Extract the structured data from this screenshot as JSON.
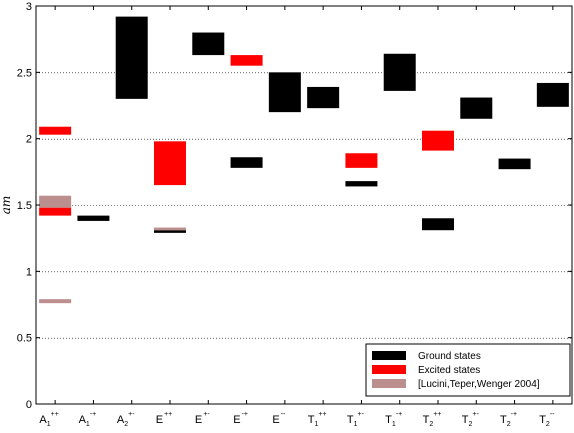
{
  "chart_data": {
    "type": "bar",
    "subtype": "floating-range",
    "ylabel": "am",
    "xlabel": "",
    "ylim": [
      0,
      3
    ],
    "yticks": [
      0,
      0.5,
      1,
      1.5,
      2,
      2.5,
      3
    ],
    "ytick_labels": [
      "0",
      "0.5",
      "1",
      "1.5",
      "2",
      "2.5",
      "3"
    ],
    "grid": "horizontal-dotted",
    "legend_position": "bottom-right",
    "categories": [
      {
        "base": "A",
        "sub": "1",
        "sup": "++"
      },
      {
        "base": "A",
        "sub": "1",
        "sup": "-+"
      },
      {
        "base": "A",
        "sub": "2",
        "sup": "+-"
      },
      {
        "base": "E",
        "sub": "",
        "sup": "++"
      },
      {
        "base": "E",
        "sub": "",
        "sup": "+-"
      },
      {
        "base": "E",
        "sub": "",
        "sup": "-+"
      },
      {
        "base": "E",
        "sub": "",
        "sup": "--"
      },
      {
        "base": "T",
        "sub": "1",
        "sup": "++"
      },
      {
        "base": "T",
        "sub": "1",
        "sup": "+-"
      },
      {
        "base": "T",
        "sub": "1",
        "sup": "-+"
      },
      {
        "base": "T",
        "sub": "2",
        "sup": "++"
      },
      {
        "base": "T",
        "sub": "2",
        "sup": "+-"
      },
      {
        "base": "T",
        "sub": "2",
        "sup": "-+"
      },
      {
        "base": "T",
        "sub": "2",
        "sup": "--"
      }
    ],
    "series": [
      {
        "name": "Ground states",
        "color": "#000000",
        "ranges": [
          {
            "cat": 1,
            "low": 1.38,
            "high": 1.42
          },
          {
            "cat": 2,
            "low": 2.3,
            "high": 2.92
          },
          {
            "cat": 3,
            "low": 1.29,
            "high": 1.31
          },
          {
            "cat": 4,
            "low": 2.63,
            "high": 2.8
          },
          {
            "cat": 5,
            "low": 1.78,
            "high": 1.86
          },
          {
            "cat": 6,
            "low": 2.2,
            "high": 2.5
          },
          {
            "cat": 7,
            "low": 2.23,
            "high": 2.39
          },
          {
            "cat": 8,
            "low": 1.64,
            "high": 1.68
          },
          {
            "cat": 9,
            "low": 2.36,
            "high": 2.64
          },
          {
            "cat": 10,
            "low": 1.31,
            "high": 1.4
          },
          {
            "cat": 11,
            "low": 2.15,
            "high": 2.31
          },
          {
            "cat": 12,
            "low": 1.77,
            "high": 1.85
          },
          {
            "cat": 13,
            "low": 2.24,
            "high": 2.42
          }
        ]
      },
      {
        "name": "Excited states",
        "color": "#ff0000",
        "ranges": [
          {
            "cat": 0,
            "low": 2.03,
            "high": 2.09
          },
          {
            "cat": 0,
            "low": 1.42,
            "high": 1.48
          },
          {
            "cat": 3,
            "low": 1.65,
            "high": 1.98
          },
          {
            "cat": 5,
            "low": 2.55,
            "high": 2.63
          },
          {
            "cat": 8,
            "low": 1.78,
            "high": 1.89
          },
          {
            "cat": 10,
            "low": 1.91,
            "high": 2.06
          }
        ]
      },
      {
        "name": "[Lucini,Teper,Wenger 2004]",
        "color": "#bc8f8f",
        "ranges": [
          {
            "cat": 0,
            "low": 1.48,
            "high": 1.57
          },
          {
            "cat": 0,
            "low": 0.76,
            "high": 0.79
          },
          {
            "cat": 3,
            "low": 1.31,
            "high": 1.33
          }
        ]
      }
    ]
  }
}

Task prompt: Make a copy of each line that contains the string "color".

Problem solution:
        "color": "#000000",
        "color": "#ff0000",
        "color": "#bc8f8f",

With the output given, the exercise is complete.